TASK DETAILS:
Copy out each line of the data that holds the word "slight".

EXTRACTED MATERIAL:
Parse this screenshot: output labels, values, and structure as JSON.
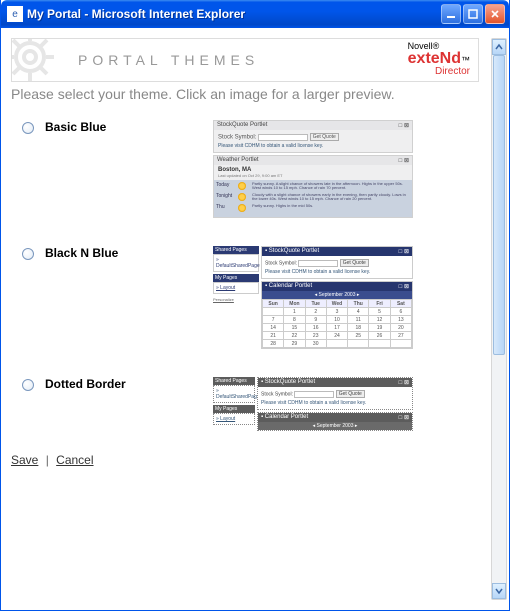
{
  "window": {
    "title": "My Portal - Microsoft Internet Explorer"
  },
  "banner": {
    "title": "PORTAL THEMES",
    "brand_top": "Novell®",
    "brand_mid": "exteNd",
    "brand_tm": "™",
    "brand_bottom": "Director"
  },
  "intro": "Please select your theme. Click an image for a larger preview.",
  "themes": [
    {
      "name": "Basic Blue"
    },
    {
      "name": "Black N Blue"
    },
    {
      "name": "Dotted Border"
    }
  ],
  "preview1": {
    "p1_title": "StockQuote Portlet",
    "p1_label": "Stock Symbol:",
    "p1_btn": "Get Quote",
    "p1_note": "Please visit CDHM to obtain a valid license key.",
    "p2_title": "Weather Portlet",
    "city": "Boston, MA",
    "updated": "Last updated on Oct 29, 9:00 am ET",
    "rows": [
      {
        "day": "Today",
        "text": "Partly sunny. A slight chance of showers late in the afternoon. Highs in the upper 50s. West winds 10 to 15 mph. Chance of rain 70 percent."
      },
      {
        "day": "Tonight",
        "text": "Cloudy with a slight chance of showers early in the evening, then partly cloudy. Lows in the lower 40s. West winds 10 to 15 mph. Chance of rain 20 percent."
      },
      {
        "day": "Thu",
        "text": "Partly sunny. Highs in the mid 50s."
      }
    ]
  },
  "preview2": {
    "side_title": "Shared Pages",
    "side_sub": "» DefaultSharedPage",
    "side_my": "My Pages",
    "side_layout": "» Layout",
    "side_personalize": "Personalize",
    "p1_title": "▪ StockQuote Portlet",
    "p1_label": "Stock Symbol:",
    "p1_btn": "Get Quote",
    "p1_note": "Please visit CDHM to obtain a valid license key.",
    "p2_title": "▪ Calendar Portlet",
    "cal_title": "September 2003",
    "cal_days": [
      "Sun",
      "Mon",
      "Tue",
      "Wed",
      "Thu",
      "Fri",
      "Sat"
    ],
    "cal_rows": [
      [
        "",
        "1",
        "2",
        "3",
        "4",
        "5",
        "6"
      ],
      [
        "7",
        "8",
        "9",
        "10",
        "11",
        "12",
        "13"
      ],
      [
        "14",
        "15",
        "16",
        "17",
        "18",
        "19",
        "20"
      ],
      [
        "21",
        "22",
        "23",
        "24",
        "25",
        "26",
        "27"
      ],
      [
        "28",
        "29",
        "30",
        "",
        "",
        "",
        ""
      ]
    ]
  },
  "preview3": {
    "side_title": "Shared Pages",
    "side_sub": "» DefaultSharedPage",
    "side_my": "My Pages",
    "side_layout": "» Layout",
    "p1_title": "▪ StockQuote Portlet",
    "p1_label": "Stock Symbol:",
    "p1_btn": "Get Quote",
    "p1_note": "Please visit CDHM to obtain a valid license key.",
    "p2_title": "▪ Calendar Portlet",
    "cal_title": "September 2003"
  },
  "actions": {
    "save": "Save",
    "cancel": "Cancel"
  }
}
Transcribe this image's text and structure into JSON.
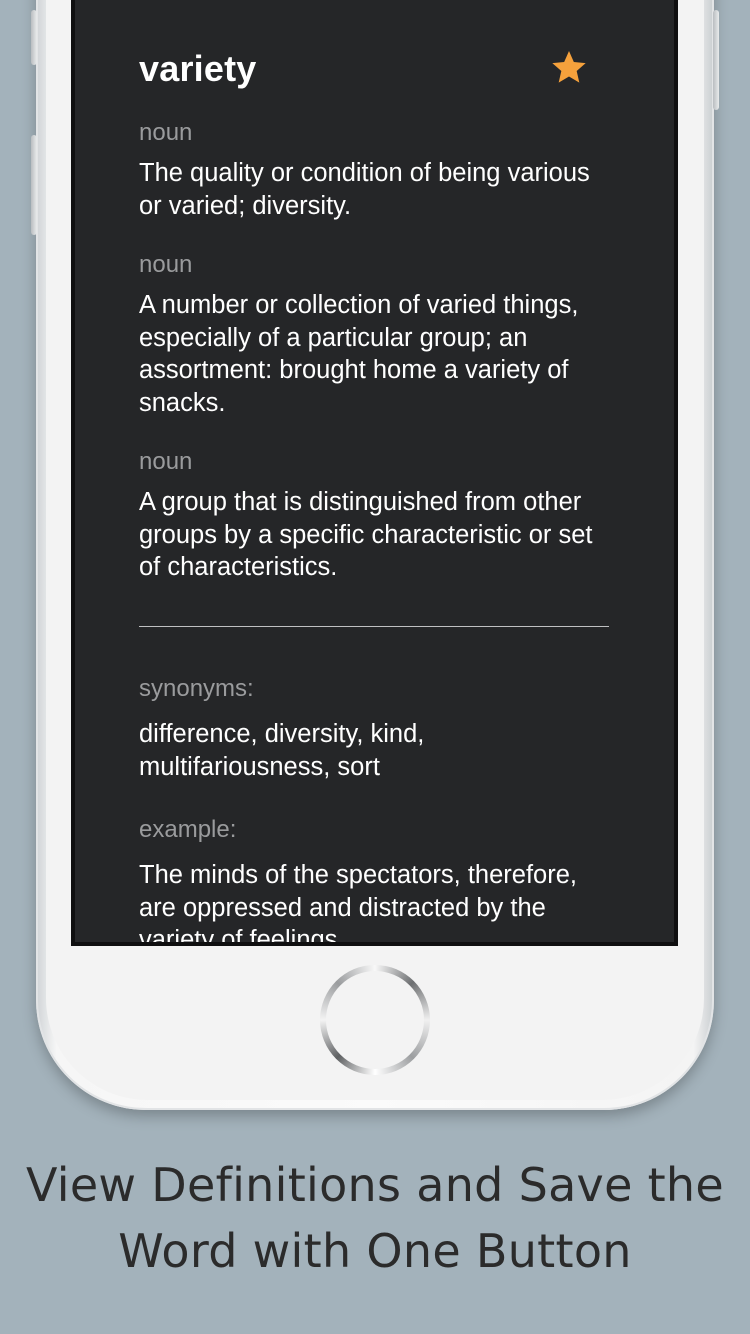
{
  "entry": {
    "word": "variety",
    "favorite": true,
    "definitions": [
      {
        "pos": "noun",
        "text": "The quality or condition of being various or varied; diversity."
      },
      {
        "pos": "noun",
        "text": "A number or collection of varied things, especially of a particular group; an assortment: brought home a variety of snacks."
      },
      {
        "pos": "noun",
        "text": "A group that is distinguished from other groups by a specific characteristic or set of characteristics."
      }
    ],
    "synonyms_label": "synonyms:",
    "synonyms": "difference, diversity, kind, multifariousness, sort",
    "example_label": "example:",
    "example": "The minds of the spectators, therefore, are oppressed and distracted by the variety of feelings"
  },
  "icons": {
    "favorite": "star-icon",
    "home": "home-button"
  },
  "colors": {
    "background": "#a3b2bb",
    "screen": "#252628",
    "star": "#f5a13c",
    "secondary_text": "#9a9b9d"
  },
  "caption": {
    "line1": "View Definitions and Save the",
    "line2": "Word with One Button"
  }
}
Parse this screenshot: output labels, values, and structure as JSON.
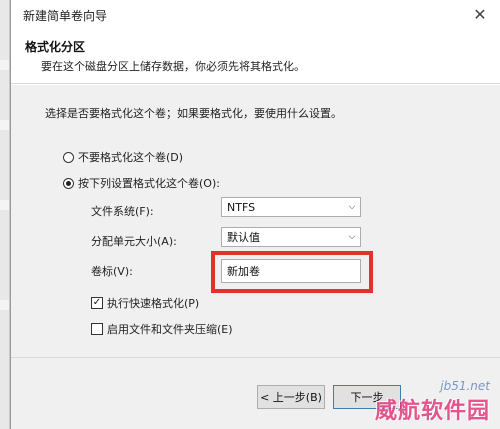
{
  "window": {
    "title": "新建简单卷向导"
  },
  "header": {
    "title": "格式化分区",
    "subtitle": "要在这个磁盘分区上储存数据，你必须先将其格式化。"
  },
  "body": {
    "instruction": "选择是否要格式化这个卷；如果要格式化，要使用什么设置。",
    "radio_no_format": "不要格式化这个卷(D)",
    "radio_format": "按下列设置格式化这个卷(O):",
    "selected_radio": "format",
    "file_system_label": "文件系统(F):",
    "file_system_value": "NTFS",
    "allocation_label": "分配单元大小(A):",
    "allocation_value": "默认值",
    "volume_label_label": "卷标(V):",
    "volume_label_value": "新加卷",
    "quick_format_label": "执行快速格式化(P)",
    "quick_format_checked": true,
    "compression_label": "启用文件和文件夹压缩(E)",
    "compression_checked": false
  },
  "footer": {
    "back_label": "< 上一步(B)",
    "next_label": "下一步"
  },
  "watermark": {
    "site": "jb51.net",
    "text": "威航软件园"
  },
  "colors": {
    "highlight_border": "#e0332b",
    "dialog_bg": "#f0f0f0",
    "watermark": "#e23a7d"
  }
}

ANSWER TO THE EXERCISE:
        "text": "Partly sunny. A slight chance of showers late in the afternoon. Highs in the upper 50s. West winds 10 to 15 mph. Chance of rain 70 percent."
        "text": "Cloudy with a slight chance of showers early in the evening, then partly cloudy. Lows in the lower 40s. West winds 10 to 15 mph. Chance of rain 20 percent."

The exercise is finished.